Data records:

----

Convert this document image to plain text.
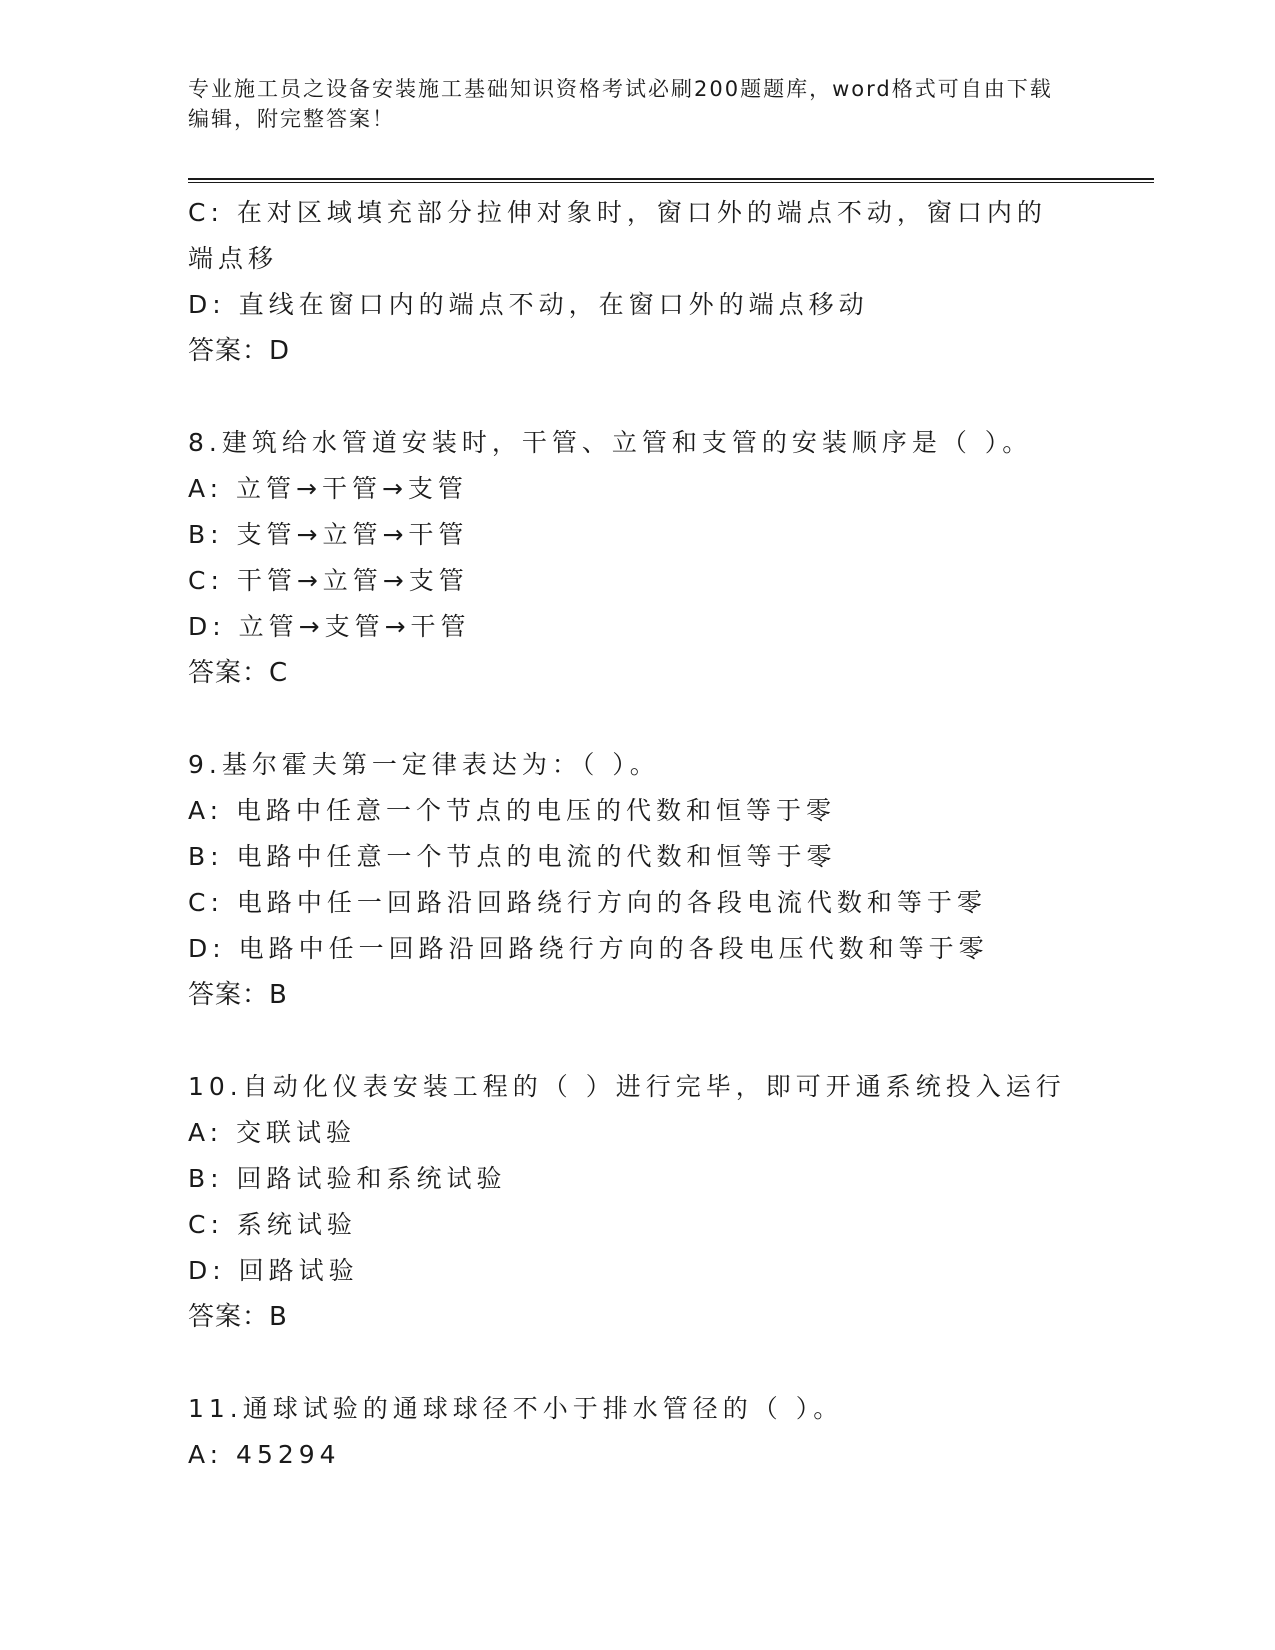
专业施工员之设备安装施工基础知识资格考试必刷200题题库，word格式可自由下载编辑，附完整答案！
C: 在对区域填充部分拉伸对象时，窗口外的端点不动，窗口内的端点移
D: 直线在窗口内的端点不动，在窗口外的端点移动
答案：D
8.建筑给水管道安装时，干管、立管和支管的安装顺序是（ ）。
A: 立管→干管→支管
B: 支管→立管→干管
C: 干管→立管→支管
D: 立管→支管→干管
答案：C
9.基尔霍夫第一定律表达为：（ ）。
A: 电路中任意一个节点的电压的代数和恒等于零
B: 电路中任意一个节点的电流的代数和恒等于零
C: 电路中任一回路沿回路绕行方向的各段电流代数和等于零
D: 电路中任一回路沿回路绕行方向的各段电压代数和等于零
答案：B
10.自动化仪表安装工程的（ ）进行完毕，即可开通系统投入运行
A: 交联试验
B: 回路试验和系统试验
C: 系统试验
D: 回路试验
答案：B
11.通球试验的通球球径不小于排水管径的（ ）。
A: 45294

----

**Instruction:** Go through the listing above and quote it exactly, apart from its images.

**Solution for this problem:**
Convert this document image to plain text.
专业施工员之设备安装施工基础知识资格考试必刷200题题库，word格式可自由下载编辑，附完整答案！
C: 在对区域填充部分拉伸对象时，窗口外的端点不动，窗口内的端点移
D: 直线在窗口内的端点不动，在窗口外的端点移动
答案：D
8.建筑给水管道安装时，干管、立管和支管的安装顺序是（ ）。
A: 立管→干管→支管
B: 支管→立管→干管
C: 干管→立管→支管
D: 立管→支管→干管
答案：C
9.基尔霍夫第一定律表达为：（ ）。
A: 电路中任意一个节点的电压的代数和恒等于零
B: 电路中任意一个节点的电流的代数和恒等于零
C: 电路中任一回路沿回路绕行方向的各段电流代数和等于零
D: 电路中任一回路沿回路绕行方向的各段电压代数和等于零
答案：B
10.自动化仪表安装工程的（ ）进行完毕，即可开通系统投入运行
A: 交联试验
B: 回路试验和系统试验
C: 系统试验
D: 回路试验
答案：B
11.通球试验的通球球径不小于排水管径的（ ）。
A: 45294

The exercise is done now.